#### Problems to work on
(A) What book does the reflection on prayer and loss quote?
(B) Pick up the reflection on prayer and loss after its last sentence and keep writing it.

#### Document passage
++++++++++++++++++++
I think it is partly the hormones of the day, but I have been prone to out bursts of tears this afternoon. Tears for how it ‘should’ be, and tears for what might not happen in our lives, and tears of fear about all the unknowns of the future.
A friend recommended a book to me that I have been devouring. It is breaking me and healing me all at the same time. It really struck me today that we have no idea what it will mean for us to walk down the journey of parenthood. All of the tears we have cried for these lost babies, are drawing us closer to God, or at least that is my hope. In our suffering we identify more with God and know our need for him more clearly than ever. In the book, Holding onto Hope, a story about finding God’s heart in the midst of our suffering, Nancy Guthrie talks about how we so often pray for healing and then add in a P.S. “if it’s your will.” She asks the question,”shouldn’t we switch that around? Shouldn’t we cry out to God with boldness and passion and persistence in a prayer that says, ‘God, would you please accomplish your will? Would you give me a willing heart to embrace your plan and you purpose? Would you mold me into a vessel that you can use to accomplish what you have in mind?’ And then, perhaps, you could add a tiny P.S. that says, ‘If that includes healing, we will be grateful.” (88)
I want to be praying that prayer. I want God’s will to be done in my life, and in our family. I know friends who have had lost children. I have seen them walk with dignity through something that I can never ever imagine having to do. I know people raising children with learning disabilities and with emotional difficulties and I am suddenly all the more aware that we have no idea what God’s plan is for our family. If we are asking for God to bless us with a child we must be praying for God’s will to be accomplished through us receiving this gift. We have no idea what God may be asking of us but whatever is to come we can trust it is God’s good and perfect will and we can receive the peace He promises us comes with that.
++++++++++++++++++++
#### Stored data
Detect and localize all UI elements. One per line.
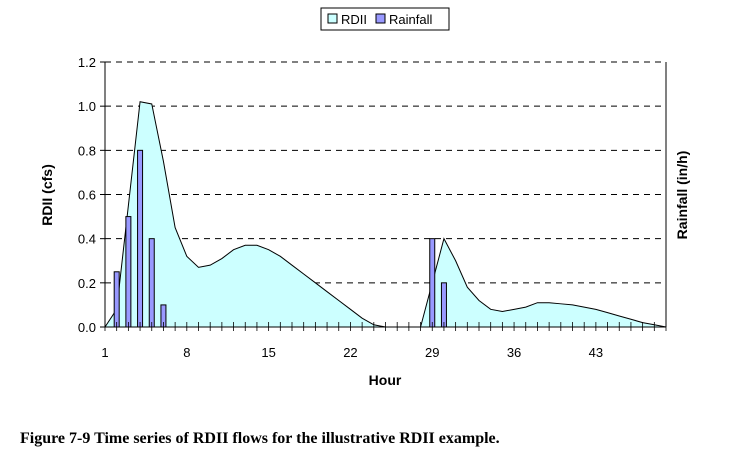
++++++++++++++++++++
#### Answers for the exercise
(A) Holding onto Hope

(B)
In all the fun we have been having this fall so far, the leaves turning colour are a reminder that this is just a season. Soon enough the pumpkins will be gone and (hopefully) the snow will be falling, and then soon after that, the bulbs will start to break through the cold hard earth to signal spring…and so on, and so on forever. This is a season too. We are enjoying the fall activities and food, time with friends and the reminder to be thankful, but we are also mourning the loss of our pregnancies, and we are grieving that this process is not the simple and joyful experience we thought it would be.
We continue to seek God’s face. We know that there are new seasons coming. We hope it will include a child, (or two or three of them); we know we will see our marriage continue to evolve and transform, yet, we do not know the fine detail of these events. We have no guarantees in life other than God’s faithfulness, and so we pray “Your will be done in our lives Lord.”